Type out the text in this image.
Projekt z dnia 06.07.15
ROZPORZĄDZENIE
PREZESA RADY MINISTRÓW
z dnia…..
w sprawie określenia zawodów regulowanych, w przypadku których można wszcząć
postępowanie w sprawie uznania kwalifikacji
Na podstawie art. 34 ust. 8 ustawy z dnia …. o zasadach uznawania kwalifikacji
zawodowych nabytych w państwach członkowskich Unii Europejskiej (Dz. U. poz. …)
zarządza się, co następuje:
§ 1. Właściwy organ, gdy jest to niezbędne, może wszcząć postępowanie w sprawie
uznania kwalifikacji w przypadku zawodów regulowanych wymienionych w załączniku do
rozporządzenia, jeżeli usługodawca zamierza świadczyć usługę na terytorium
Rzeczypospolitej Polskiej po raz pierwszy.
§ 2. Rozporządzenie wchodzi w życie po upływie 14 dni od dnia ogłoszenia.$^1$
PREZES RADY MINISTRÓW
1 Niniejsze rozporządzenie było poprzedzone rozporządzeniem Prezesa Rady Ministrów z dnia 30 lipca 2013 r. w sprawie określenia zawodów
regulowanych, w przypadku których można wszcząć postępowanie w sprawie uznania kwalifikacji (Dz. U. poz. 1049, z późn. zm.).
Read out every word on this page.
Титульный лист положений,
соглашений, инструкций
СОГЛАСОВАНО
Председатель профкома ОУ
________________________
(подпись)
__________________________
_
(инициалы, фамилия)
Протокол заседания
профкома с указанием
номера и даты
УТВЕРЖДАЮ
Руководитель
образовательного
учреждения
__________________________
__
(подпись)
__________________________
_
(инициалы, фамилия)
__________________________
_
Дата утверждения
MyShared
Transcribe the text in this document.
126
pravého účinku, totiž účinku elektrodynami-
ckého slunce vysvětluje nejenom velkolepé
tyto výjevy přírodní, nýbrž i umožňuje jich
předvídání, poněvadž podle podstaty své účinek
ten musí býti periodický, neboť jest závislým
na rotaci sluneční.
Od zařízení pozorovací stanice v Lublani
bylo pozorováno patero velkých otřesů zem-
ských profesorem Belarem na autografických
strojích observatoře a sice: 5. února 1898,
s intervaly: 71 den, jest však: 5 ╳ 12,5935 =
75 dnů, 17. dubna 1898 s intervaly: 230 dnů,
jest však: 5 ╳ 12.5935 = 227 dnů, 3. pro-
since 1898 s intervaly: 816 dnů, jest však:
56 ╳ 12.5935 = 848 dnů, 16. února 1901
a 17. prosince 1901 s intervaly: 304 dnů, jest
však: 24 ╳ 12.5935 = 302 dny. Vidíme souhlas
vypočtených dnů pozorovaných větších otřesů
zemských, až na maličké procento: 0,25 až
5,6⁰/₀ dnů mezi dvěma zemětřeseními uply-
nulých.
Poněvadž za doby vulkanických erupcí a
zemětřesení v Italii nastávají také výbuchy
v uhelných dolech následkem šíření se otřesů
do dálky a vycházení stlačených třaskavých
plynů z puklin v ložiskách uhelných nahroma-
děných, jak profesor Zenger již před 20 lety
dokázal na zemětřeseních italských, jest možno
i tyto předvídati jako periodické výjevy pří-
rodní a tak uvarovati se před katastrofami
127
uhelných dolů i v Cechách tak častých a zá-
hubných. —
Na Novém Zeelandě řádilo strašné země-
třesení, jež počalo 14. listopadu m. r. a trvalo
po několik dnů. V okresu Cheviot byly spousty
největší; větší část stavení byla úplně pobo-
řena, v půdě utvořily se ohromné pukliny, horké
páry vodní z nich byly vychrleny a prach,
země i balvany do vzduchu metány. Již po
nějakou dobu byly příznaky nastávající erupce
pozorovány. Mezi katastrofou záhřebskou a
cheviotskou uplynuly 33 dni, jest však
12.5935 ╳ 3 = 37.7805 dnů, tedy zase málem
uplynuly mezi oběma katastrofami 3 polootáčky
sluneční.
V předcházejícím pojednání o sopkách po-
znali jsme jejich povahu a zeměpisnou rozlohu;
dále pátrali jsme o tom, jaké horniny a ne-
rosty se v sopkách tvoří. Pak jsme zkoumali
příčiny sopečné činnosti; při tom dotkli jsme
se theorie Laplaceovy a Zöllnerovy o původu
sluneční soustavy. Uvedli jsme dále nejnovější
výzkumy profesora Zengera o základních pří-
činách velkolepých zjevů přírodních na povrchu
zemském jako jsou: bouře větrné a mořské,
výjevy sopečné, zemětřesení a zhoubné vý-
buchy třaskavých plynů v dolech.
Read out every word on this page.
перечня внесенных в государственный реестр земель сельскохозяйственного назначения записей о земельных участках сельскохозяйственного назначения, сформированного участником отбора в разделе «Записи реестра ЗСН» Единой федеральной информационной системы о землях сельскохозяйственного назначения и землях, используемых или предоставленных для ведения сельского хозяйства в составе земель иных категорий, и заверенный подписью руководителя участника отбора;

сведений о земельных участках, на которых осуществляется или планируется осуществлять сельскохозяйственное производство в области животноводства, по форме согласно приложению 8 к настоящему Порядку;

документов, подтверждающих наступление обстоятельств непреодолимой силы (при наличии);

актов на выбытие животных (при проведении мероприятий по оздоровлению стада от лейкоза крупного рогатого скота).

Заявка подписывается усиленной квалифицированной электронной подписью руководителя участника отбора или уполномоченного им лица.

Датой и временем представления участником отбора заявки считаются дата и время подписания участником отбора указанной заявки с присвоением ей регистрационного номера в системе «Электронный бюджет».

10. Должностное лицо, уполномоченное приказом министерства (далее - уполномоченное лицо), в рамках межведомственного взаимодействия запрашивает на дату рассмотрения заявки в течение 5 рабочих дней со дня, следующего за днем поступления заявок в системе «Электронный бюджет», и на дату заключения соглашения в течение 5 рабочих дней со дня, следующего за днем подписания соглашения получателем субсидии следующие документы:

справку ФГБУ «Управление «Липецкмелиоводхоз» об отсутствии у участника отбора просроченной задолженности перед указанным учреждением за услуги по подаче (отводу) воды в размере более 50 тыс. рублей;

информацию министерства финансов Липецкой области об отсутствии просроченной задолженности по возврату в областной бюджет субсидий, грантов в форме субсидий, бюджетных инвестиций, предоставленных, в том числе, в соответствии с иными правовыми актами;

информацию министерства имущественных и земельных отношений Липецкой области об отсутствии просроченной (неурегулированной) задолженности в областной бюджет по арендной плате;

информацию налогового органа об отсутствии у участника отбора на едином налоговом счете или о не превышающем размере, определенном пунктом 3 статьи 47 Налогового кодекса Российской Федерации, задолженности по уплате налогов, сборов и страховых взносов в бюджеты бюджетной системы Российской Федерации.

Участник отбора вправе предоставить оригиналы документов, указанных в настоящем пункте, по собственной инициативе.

---*---

**PROBLEM DESCRIPTION:**
Identify the lines above with the word "dolech". Copy them.

**FULL OUTPUT:**
v uhelných dolech následkem šíření se otřesů
buchy třaskavých plynů v dolech.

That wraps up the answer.